═══ Task material

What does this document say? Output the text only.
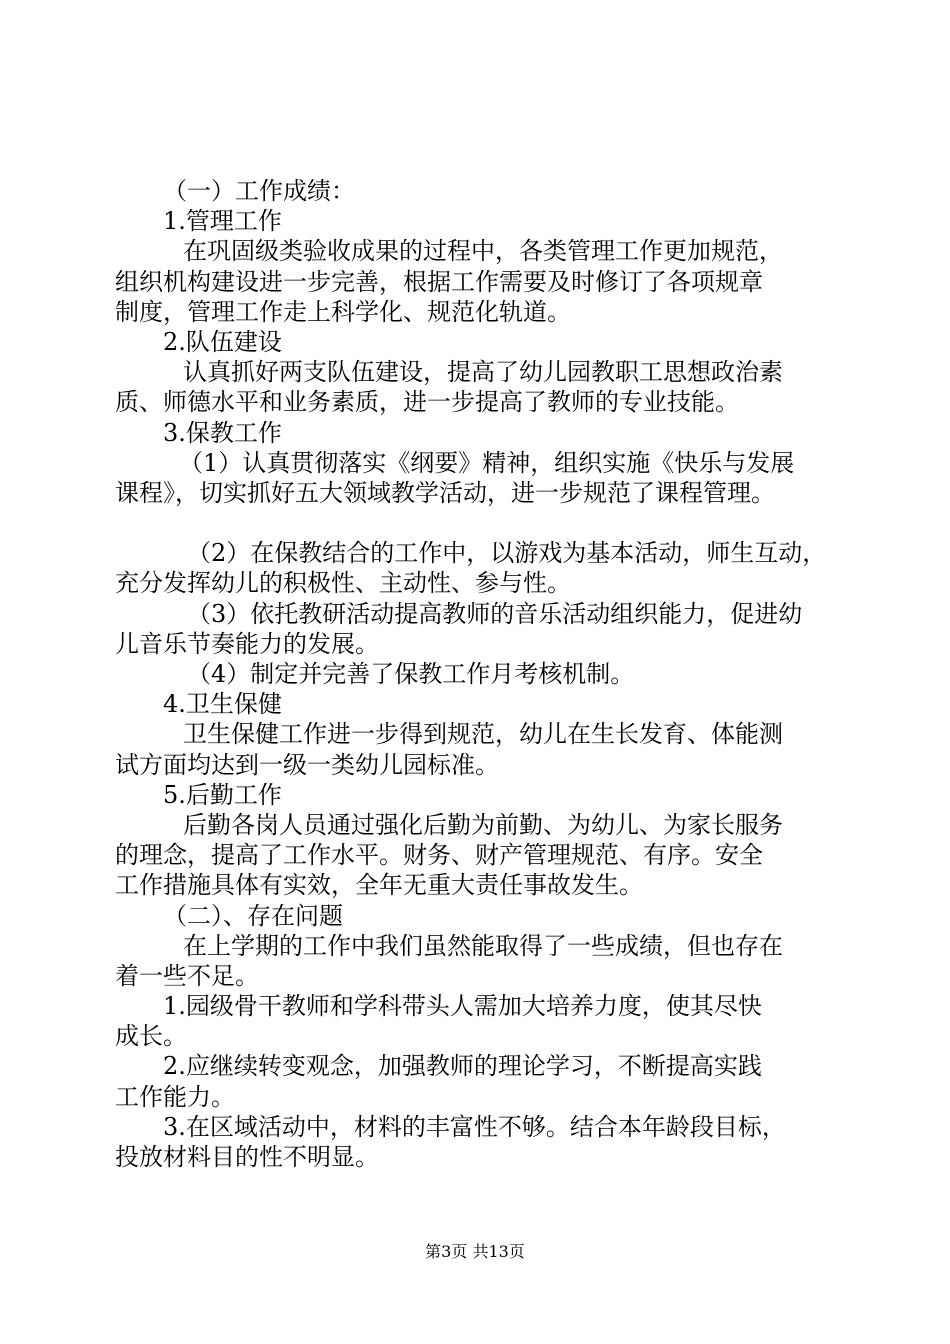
（一）工作成绩：
1.管理工作
在巩固级类验收成果的过程中，各类管理工作更加规范，
组织机构建设进一步完善，根据工作需要及时修订了各项规章
制度，管理工作走上科学化、规范化轨道。
2.队伍建设
认真抓好两支队伍建设，提高了幼儿园教职工思想政治素
质、师德水平和业务素质，进一步提高了教师的专业技能。
3.保教工作
（1）认真贯彻落实《纲要》精神，组织实施《快乐与发展
课程》，切实抓好五大领域教学活动，进一步规范了课程管理。
（2）在保教结合的工作中，以游戏为基本活动，师生互动，
充分发挥幼儿的积极性、主动性、参与性。
（3）依托教研活动提高教师的音乐活动组织能力，促进幼
儿音乐节奏能力的发展。
（4）制定并完善了保教工作月考核机制。
4.卫生保健
卫生保健工作进一步得到规范，幼儿在生长发育、体能测
试方面均达到一级一类幼儿园标准。
5.后勤工作
后勤各岗人员通过强化后勤为前勤、为幼儿、为家长服务
的理念，提高了工作水平。财务、财产管理规范、有序。安全
工作措施具体有实效，全年无重大责任事故发生。
（二）、存在问题
在上学期的工作中我们虽然能取得了一些成绩，但也存在
着一些不足。
1.园级骨干教师和学科带头人需加大培养力度，使其尽快
成长。
2.应继续转变观念，加强教师的理论学习，不断提高实践
工作能力。
3.在区域活动中，材料的丰富性不够。结合本年龄段目标，
投放材料目的性不明显。
第3页 共13页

══════

» **The task**: Reproduce all entries exactly. Pictures do not belong in the copy.

» **Full solution**:
What does this document say? Output the text only.
（一）工作成绩：
1.管理工作
在巩固级类验收成果的过程中，各类管理工作更加规范，
组织机构建设进一步完善，根据工作需要及时修订了各项规章
制度，管理工作走上科学化、规范化轨道。
2.队伍建设
认真抓好两支队伍建设，提高了幼儿园教职工思想政治素
质、师德水平和业务素质，进一步提高了教师的专业技能。
3.保教工作
（1）认真贯彻落实《纲要》精神，组织实施《快乐与发展
课程》，切实抓好五大领域教学活动，进一步规范了课程管理。
（2）在保教结合的工作中，以游戏为基本活动，师生互动，
充分发挥幼儿的积极性、主动性、参与性。
（3）依托教研活动提高教师的音乐活动组织能力，促进幼
儿音乐节奏能力的发展。
（4）制定并完善了保教工作月考核机制。
4.卫生保健
卫生保健工作进一步得到规范，幼儿在生长发育、体能测
试方面均达到一级一类幼儿园标准。
5.后勤工作
后勤各岗人员通过强化后勤为前勤、为幼儿、为家长服务
的理念，提高了工作水平。财务、财产管理规范、有序。安全
工作措施具体有实效，全年无重大责任事故发生。
（二）、存在问题
在上学期的工作中我们虽然能取得了一些成绩，但也存在
着一些不足。
1.园级骨干教师和学科带头人需加大培养力度，使其尽快
成长。
2.应继续转变观念，加强教师的理论学习，不断提高实践
工作能力。
3.在区域活动中，材料的丰富性不够。结合本年龄段目标，
投放材料目的性不明显。
第3页 共13页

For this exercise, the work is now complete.